• Problem description:
The entries below are to be repeated exactly as they stand.

>> BEGIN

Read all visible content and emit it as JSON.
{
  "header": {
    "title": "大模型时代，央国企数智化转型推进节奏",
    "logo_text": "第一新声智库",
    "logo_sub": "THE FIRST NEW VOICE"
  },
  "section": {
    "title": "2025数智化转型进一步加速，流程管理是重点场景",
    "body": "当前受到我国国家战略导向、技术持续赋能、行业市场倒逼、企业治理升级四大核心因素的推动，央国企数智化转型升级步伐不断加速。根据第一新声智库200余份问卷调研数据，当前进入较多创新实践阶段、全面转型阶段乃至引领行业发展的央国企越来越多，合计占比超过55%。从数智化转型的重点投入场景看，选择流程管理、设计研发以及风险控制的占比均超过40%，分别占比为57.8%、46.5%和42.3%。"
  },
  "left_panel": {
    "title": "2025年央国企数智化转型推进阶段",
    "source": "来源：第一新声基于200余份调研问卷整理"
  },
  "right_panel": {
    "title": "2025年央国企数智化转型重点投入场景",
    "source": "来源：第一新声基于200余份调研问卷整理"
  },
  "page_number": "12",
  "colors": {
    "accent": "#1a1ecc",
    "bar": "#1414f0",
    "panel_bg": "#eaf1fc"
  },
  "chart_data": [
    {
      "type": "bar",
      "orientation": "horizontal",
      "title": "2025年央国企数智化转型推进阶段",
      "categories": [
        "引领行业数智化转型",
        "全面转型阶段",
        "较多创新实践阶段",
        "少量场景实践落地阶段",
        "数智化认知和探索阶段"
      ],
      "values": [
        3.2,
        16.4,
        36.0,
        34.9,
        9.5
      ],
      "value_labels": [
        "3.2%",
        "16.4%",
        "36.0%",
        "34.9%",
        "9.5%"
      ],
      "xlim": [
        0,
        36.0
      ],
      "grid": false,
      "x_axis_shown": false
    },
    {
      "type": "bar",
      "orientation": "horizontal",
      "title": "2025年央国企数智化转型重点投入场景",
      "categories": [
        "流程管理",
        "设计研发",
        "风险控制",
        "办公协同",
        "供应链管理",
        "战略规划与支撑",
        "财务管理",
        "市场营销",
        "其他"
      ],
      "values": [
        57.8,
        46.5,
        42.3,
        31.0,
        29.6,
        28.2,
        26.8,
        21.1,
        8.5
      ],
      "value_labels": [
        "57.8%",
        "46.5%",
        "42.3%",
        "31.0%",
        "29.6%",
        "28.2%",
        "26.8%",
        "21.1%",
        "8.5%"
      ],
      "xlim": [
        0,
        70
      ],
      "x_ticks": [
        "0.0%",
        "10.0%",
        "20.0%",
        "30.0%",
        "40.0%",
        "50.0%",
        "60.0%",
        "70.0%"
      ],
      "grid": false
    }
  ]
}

>> END

• Complete output:
Read all visible content and emit it as JSON.
{
  "header": {
    "title": "大模型时代，央国企数智化转型推进节奏",
    "logo_text": "第一新声智库",
    "logo_sub": "THE FIRST NEW VOICE"
  },
  "section": {
    "title": "2025数智化转型进一步加速，流程管理是重点场景",
    "body": "当前受到我国国家战略导向、技术持续赋能、行业市场倒逼、企业治理升级四大核心因素的推动，央国企数智化转型升级步伐不断加速。根据第一新声智库200余份问卷调研数据，当前进入较多创新实践阶段、全面转型阶段乃至引领行业发展的央国企越来越多，合计占比超过55%。从数智化转型的重点投入场景看，选择流程管理、设计研发以及风险控制的占比均超过40%，分别占比为57.8%、46.5%和42.3%。"
  },
  "left_panel": {
    "title": "2025年央国企数智化转型推进阶段",
    "source": "来源：第一新声基于200余份调研问卷整理"
  },
  "right_panel": {
    "title": "2025年央国企数智化转型重点投入场景",
    "source": "来源：第一新声基于200余份调研问卷整理"
  },
  "page_number": "12",
  "colors": {
    "accent": "#1a1ecc",
    "bar": "#1414f0",
    "panel_bg": "#eaf1fc"
  },
  "chart_data": [
    {
      "type": "bar",
      "orientation": "horizontal",
      "title": "2025年央国企数智化转型推进阶段",
      "categories": [
        "引领行业数智化转型",
        "全面转型阶段",
        "较多创新实践阶段",
        "少量场景实践落地阶段",
        "数智化认知和探索阶段"
      ],
      "values": [
        3.2,
        16.4,
        36.0,
        34.9,
        9.5
      ],
      "value_labels": [
        "3.2%",
        "16.4%",
        "36.0%",
        "34.9%",
        "9.5%"
      ],
      "xlim": [
        0,
        36.0
      ],
      "grid": false,
      "x_axis_shown": false
    },
    {
      "type": "bar",
      "orientation": "horizontal",
      "title": "2025年央国企数智化转型重点投入场景",
      "categories": [
        "流程管理",
        "设计研发",
        "风险控制",
        "办公协同",
        "供应链管理",
        "战略规划与支撑",
        "财务管理",
        "市场营销",
        "其他"
      ],
      "values": [
        57.8,
        46.5,
        42.3,
        31.0,
        29.6,
        28.2,
        26.8,
        21.1,
        8.5
      ],
      "value_labels": [
        "57.8%",
        "46.5%",
        "42.3%",
        "31.0%",
        "29.6%",
        "28.2%",
        "26.8%",
        "21.1%",
        "8.5%"
      ],
      "xlim": [
        0,
        70
      ],
      "x_ticks": [
        "0.0%",
        "10.0%",
        "20.0%",
        "30.0%",
        "40.0%",
        "50.0%",
        "60.0%",
        "70.0%"
      ],
      "grid": false
    }
  ]
}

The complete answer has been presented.